» MATERIAL TO PROCESS:
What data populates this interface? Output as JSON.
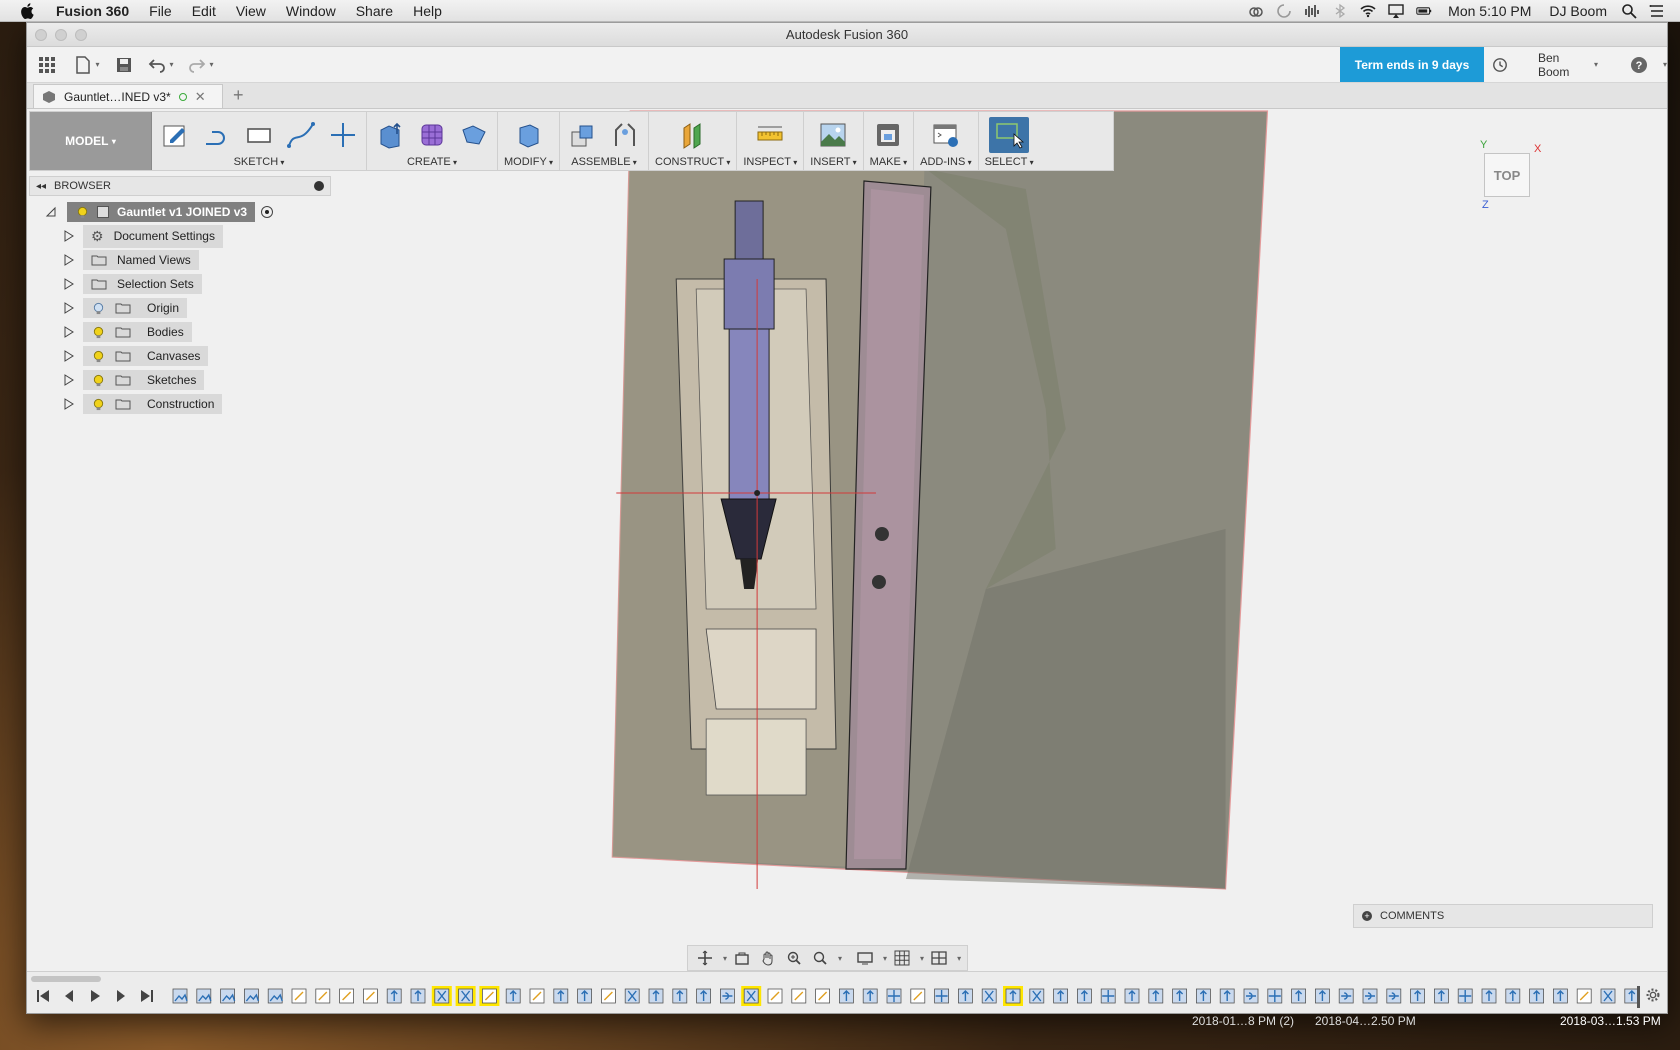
{
  "menubar": {
    "app_name": "Fusion 360",
    "menus": [
      "File",
      "Edit",
      "View",
      "Window",
      "Share",
      "Help"
    ],
    "clock": "Mon 5:10 PM",
    "user": "DJ Boom"
  },
  "window": {
    "title": "Autodesk Fusion 360",
    "term_button": "Term ends in 9 days",
    "account_name": "Ben Boom",
    "doc_tab": "Gauntlet…INED v3*"
  },
  "toolbar": {
    "workspace": "MODEL",
    "groups": [
      "SKETCH",
      "CREATE",
      "MODIFY",
      "ASSEMBLE",
      "CONSTRUCT",
      "INSPECT",
      "INSERT",
      "MAKE",
      "ADD-INS",
      "SELECT"
    ]
  },
  "browser": {
    "title": "BROWSER",
    "root": "Gauntlet v1 JOINED v3",
    "items": [
      {
        "label": "Document Settings",
        "icon": "gear-icon"
      },
      {
        "label": "Named Views",
        "icon": "folder-icon"
      },
      {
        "label": "Selection Sets",
        "icon": "folder-icon"
      },
      {
        "label": "Origin",
        "icon": "folder-icon",
        "bulb": "off"
      },
      {
        "label": "Bodies",
        "icon": "folder-icon",
        "bulb": "on"
      },
      {
        "label": "Canvases",
        "icon": "folder-icon",
        "bulb": "on"
      },
      {
        "label": "Sketches",
        "icon": "folder-icon",
        "bulb": "on"
      },
      {
        "label": "Construction",
        "icon": "folder-icon",
        "bulb": "on"
      }
    ]
  },
  "viewcube": {
    "face": "TOP",
    "axis_x": "X",
    "axis_y": "Y",
    "axis_z": "Z"
  },
  "comments": {
    "label": "COMMENTS"
  },
  "desktop_labels": {
    "label_a": "2018-01…8 PM (2)",
    "label_b": "2018-04…2.50 PM",
    "label_c": "2018-03…1.53 PM"
  },
  "colors": {
    "accent": "#1d9bd7",
    "workspace_btn": "#9a9a9a",
    "bulb_on": "#f0d21a",
    "timeline_highlight": "#ffe600"
  }
}
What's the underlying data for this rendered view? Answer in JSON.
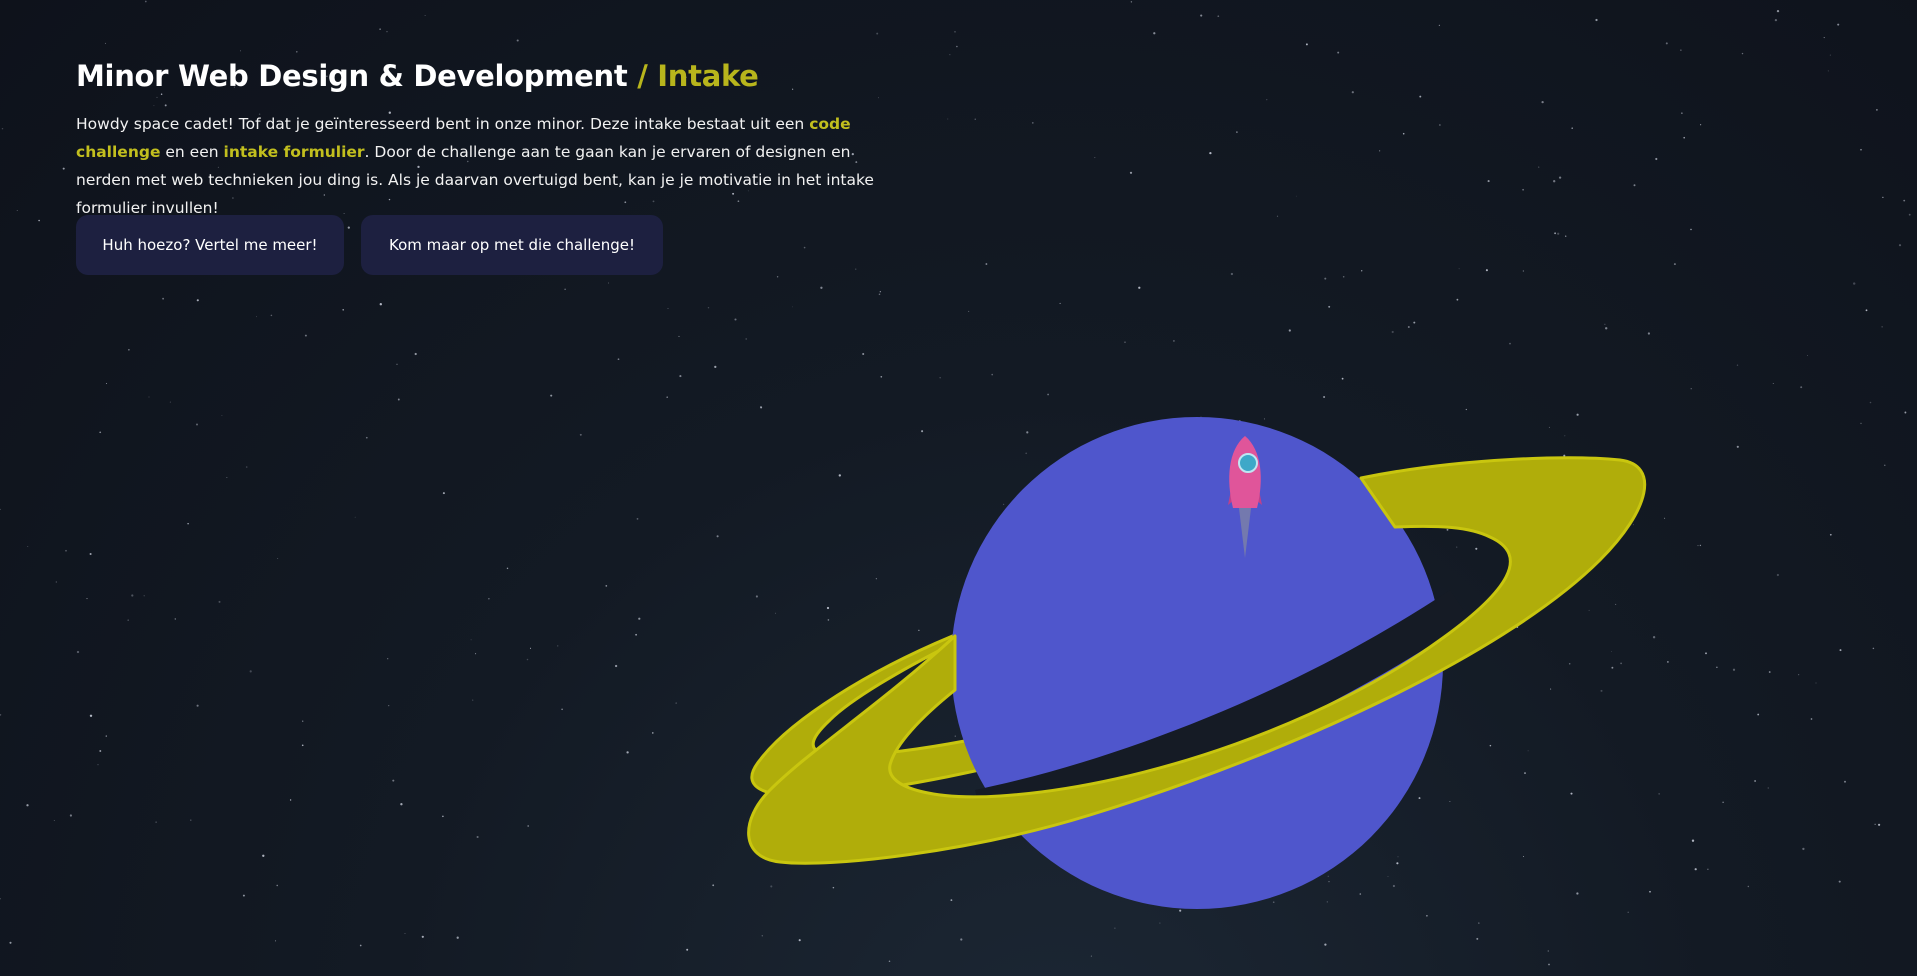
{
  "header": {
    "title_main": "Minor Web Design & Development",
    "title_accent": "/ Intake"
  },
  "intro": {
    "part1": "Howdy space cadet! Tof dat je geïnteresseerd bent in onze minor. Deze intake bestaat uit een ",
    "highlight1": "code challenge",
    "part2": " en een ",
    "highlight2": "intake formulier",
    "part3": ". Door de challenge aan te gaan kan je ervaren of designen en nerden met web technieken jou ding is. Als je daarvan overtuigd bent, kan je je motivatie in het intake formulier invullen!"
  },
  "buttons": {
    "more_label": "Huh hoezo? Vertel me meer!",
    "challenge_label": "Kom maar op met die challenge!"
  },
  "colors": {
    "accent": "#b8b51c",
    "planet": "#4f56cc",
    "ring": "#b0ad0a",
    "rocket": "#e0559a",
    "button_bg": "#1d2040"
  },
  "illustration": {
    "planet": "planet-icon",
    "rocket": "rocket-icon"
  }
}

» SHORT PROBLEM: Using the listing above, return all lines where the word "this" occurs.

» ANSWER TO THE TASK:
What data populates this interface? Output as JSON.
What's the underlying data for this rendered view? Answer in JSON.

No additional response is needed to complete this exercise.